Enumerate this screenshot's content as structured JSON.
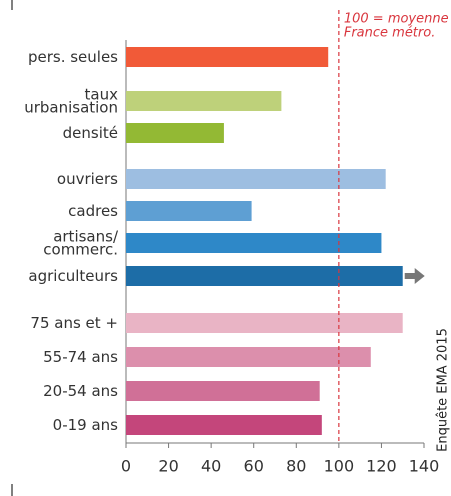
{
  "chart_data": {
    "type": "bar",
    "orientation": "horizontal",
    "categories": [
      [
        "pers. seules"
      ],
      [
        "taux",
        "urbanisation"
      ],
      [
        "densité"
      ],
      [
        "ouvriers"
      ],
      [
        "cadres"
      ],
      [
        "artisans/",
        "commerc."
      ],
      [
        "agriculteurs"
      ],
      [
        "75 ans et +"
      ],
      [
        "55-74 ans"
      ],
      [
        "20-54 ans"
      ],
      [
        "0-19 ans"
      ]
    ],
    "values": [
      95,
      73,
      46,
      122,
      59,
      120,
      130,
      130,
      115,
      91,
      92
    ],
    "colors": [
      "#f15a38",
      "#bed17a",
      "#93b934",
      "#9dbee1",
      "#5e9fd3",
      "#2e88c8",
      "#1d6da7",
      "#e9b4c5",
      "#dc8fac",
      "#d07097",
      "#c4467b"
    ],
    "xlim": [
      0,
      140
    ],
    "xticks": [
      0,
      20,
      40,
      60,
      80,
      100,
      120,
      140
    ],
    "reference_line": {
      "value": 100,
      "color": "#d9363e",
      "label": [
        "100 = moyenne",
        "France métro."
      ]
    },
    "source": "Enquête EMA 2015"
  }
}
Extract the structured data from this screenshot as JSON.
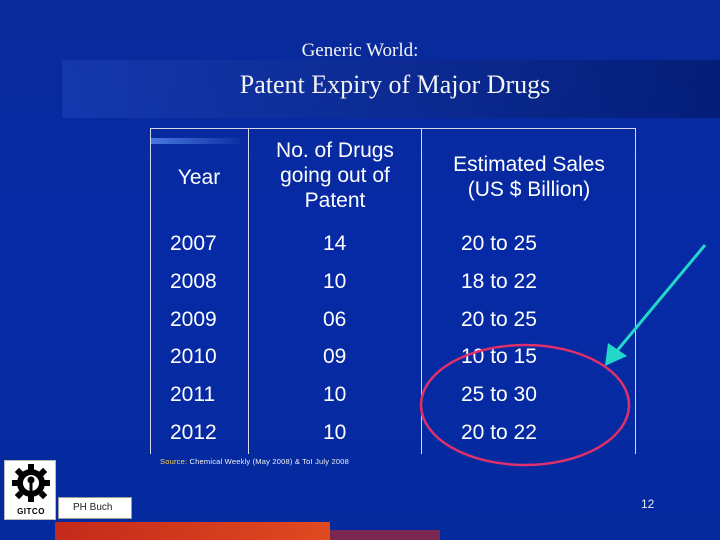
{
  "slide": {
    "title_line1": "Generic World:",
    "title_line2": "Patent Expiry of Major Drugs",
    "page_number": "12"
  },
  "table": {
    "headers": {
      "year": "Year",
      "drugs": [
        "No. of Drugs",
        "going out of",
        "Patent"
      ],
      "sales": [
        "Estimated Sales",
        "(US $ Billion)"
      ]
    },
    "rows": [
      {
        "year": "2007",
        "drugs": "14",
        "sales": "20 to 25"
      },
      {
        "year": "2008",
        "drugs": "10",
        "sales": "18 to 22"
      },
      {
        "year": "2009",
        "drugs": "06",
        "sales": "20 to 25"
      },
      {
        "year": "2010",
        "drugs": "09",
        "sales": "10 to 15"
      },
      {
        "year": "2011",
        "drugs": "10",
        "sales": "25 to 30"
      },
      {
        "year": "2012",
        "drugs": "10",
        "sales": "20 to 22"
      }
    ]
  },
  "source": {
    "label": "Source:",
    "text": " Chemical Weekly (May 2008) & ToI July 2008"
  },
  "footer": {
    "logo_text": "GITCO",
    "author": "PH Buch"
  },
  "annotations": {
    "arrow_color": "#22d6c8",
    "ellipse_color": "#e0306a"
  }
}
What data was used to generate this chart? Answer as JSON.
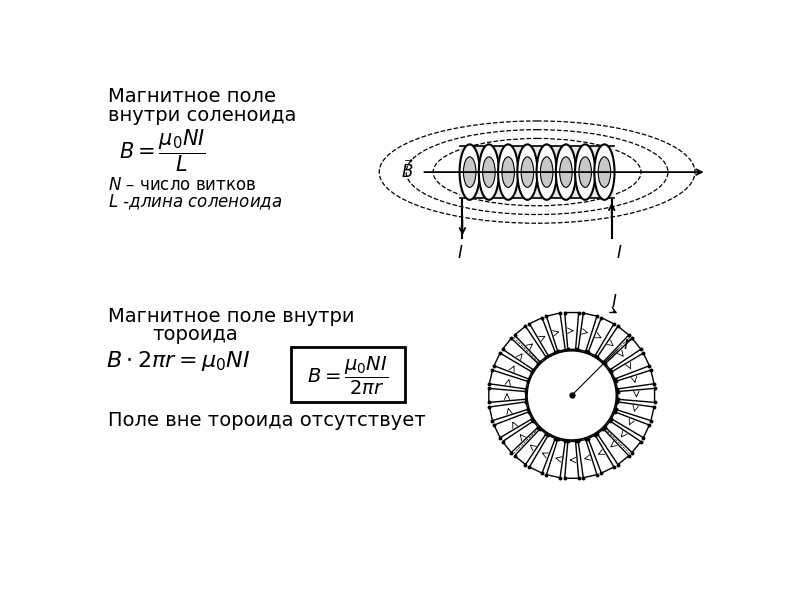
------------------------------------------------------------
▶ What you are asked to do:
Omit any images, then output the listing exactly.

▶ Reply to the exercise:
Enumerate this screenshot's content as structured JSON.
{
  "chart_data": {
    "type": "bar",
    "orientation": "horizontal",
    "categories": [
      [
        "pers. seules"
      ],
      [
        "taux",
        "urbanisation"
      ],
      [
        "densité"
      ],
      [
        "ouvriers"
      ],
      [
        "cadres"
      ],
      [
        "artisans/",
        "commerc."
      ],
      [
        "agriculteurs"
      ],
      [
        "75 ans et +"
      ],
      [
        "55-74 ans"
      ],
      [
        "20-54 ans"
      ],
      [
        "0-19 ans"
      ]
    ],
    "values": [
      95,
      73,
      46,
      122,
      59,
      120,
      130,
      130,
      115,
      91,
      92
    ],
    "colors": [
      "#f15a38",
      "#bed17a",
      "#93b934",
      "#9dbee1",
      "#5e9fd3",
      "#2e88c8",
      "#1d6da7",
      "#e9b4c5",
      "#dc8fac",
      "#d07097",
      "#c4467b"
    ],
    "xlim": [
      0,
      140
    ],
    "xticks": [
      0,
      20,
      40,
      60,
      80,
      100,
      120,
      140
    ],
    "reference_line": {
      "value": 100,
      "color": "#d9363e",
      "label": [
        "100 = moyenne",
        "France métro."
      ]
    },
    "source": "Enquête EMA 2015"
  }
}
Extract the structured data from this screenshot as JSON.
{
  "slide": {
    "title_line1": "Generic World:",
    "title_line2": "Patent Expiry of Major Drugs",
    "page_number": "12"
  },
  "table": {
    "headers": {
      "year": "Year",
      "drugs": [
        "No. of Drugs",
        "going out of",
        "Patent"
      ],
      "sales": [
        "Estimated Sales",
        "(US $ Billion)"
      ]
    },
    "rows": [
      {
        "year": "2007",
        "drugs": "14",
        "sales": "20 to 25"
      },
      {
        "year": "2008",
        "drugs": "10",
        "sales": "18 to 22"
      },
      {
        "year": "2009",
        "drugs": "06",
        "sales": "20 to 25"
      },
      {
        "year": "2010",
        "drugs": "09",
        "sales": "10 to 15"
      },
      {
        "year": "2011",
        "drugs": "10",
        "sales": "25 to 30"
      },
      {
        "year": "2012",
        "drugs": "10",
        "sales": "20 to 22"
      }
    ]
  },
  "source": {
    "label": "Source:",
    "text": " Chemical Weekly (May 2008) & ToI July 2008"
  },
  "footer": {
    "logo_text": "GITCO",
    "author": "PH Buch"
  },
  "annotations": {
    "arrow_color": "#22d6c8",
    "ellipse_color": "#e0306a"
  }
}
What data was used to generate this chart? Answer as JSON.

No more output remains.